Passage shown
┌──
As my next Sunday article (once again late) I thought I'd go over what I find is a frustrating statistic for rating players mostly because of how the authors arrogantly discuss it like it's bullet-proof.

In the advanced statistical realm of the NBA there are two main flavors of analysis: a microscopic view using every box score number available to estimate the value of each player, and a macroscopic one that uses the result (i.e. the score of the game) to back calculate the value of each player or line-up. The mainstream media incorrectly assumes “statheads” only care about what’s in the box score and thus miss all that doesn’t show up as a stat like setting a pick, fouling at just the right time to stop a lay-up, or most of the defensive end of the court like being able to guard Dwight Howard one-on-one and denying him deep post position. This is completely off base, although some people, like David Berri of Wins Produced fame, are guilty of this offense.
└──
(Region and label listings)
┌──
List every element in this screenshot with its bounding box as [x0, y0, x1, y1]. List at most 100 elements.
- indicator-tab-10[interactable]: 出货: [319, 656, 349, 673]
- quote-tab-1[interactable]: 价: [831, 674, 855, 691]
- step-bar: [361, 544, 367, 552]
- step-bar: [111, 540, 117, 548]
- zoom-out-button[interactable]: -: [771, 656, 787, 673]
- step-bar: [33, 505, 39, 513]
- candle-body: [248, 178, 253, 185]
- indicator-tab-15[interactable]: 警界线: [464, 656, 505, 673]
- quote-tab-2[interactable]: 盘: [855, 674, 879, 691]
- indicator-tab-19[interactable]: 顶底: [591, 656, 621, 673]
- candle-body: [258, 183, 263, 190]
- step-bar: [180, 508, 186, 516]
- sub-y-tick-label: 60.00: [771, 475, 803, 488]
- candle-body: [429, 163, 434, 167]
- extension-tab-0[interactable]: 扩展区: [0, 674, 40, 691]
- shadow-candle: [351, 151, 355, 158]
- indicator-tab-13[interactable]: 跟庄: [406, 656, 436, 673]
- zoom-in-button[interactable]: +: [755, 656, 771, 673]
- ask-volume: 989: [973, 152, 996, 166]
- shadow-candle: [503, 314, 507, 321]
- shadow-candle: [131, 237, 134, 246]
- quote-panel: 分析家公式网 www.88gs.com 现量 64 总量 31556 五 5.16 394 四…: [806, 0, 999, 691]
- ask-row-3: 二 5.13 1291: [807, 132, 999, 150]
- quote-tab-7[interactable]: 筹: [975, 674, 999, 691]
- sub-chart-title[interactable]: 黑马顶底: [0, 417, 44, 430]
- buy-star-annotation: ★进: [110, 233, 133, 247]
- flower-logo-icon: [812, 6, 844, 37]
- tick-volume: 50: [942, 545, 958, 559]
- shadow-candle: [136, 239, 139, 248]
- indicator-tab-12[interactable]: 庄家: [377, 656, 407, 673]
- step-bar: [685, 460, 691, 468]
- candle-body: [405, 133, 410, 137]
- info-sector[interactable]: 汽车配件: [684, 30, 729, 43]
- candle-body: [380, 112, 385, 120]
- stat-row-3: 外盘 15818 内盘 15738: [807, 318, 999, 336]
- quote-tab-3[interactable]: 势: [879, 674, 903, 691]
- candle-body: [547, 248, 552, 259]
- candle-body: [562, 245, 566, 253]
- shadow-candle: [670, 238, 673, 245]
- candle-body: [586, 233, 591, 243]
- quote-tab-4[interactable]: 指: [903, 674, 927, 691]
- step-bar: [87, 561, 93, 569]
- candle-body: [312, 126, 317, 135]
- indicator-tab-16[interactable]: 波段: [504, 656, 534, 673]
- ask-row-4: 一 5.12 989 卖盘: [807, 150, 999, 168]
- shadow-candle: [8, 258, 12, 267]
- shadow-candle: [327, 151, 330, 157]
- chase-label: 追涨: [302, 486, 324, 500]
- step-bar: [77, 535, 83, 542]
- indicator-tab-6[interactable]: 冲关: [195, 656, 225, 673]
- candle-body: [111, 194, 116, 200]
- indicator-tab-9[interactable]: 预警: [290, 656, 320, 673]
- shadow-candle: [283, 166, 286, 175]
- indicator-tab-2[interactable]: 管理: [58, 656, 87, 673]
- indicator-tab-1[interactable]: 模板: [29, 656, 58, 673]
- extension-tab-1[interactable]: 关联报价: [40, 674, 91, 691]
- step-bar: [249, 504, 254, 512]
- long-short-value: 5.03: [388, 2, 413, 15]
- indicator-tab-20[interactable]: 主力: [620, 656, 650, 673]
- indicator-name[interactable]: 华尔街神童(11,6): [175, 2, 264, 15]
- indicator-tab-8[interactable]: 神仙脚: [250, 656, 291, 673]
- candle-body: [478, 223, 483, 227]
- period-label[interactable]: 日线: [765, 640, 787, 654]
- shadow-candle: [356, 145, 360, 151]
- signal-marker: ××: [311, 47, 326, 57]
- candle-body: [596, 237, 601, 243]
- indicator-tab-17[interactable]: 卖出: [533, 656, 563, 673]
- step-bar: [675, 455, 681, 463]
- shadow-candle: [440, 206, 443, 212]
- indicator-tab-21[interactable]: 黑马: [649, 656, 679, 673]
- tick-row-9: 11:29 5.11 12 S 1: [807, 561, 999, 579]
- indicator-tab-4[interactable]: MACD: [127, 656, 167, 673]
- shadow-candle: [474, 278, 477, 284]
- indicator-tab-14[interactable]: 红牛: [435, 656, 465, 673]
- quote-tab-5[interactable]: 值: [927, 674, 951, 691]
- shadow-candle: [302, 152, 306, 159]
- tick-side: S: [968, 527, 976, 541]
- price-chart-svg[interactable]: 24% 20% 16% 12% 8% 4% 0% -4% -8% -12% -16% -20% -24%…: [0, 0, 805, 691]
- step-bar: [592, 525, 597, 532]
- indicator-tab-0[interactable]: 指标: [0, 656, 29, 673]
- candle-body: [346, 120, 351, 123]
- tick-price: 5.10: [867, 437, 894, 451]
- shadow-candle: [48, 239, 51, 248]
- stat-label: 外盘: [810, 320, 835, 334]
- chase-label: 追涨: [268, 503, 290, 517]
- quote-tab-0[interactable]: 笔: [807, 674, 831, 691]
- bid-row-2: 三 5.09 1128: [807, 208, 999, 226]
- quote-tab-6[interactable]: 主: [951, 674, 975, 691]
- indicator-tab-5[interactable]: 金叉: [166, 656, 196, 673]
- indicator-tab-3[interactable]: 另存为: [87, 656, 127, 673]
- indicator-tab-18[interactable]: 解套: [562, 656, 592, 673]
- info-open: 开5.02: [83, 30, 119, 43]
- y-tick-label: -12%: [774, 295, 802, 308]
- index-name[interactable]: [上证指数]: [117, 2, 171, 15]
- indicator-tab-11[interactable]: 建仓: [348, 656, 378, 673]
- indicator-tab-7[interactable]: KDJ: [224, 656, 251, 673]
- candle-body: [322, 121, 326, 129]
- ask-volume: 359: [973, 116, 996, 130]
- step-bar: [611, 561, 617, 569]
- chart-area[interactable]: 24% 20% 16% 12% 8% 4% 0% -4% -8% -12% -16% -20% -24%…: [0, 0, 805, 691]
└──
Task requirements
Whom does the article on NBA statistics name as guilty of caring only about what's in the box score? These listings come from a source separate from the article on NBA statistics.

Result
David Berri, of Wins Produced fame.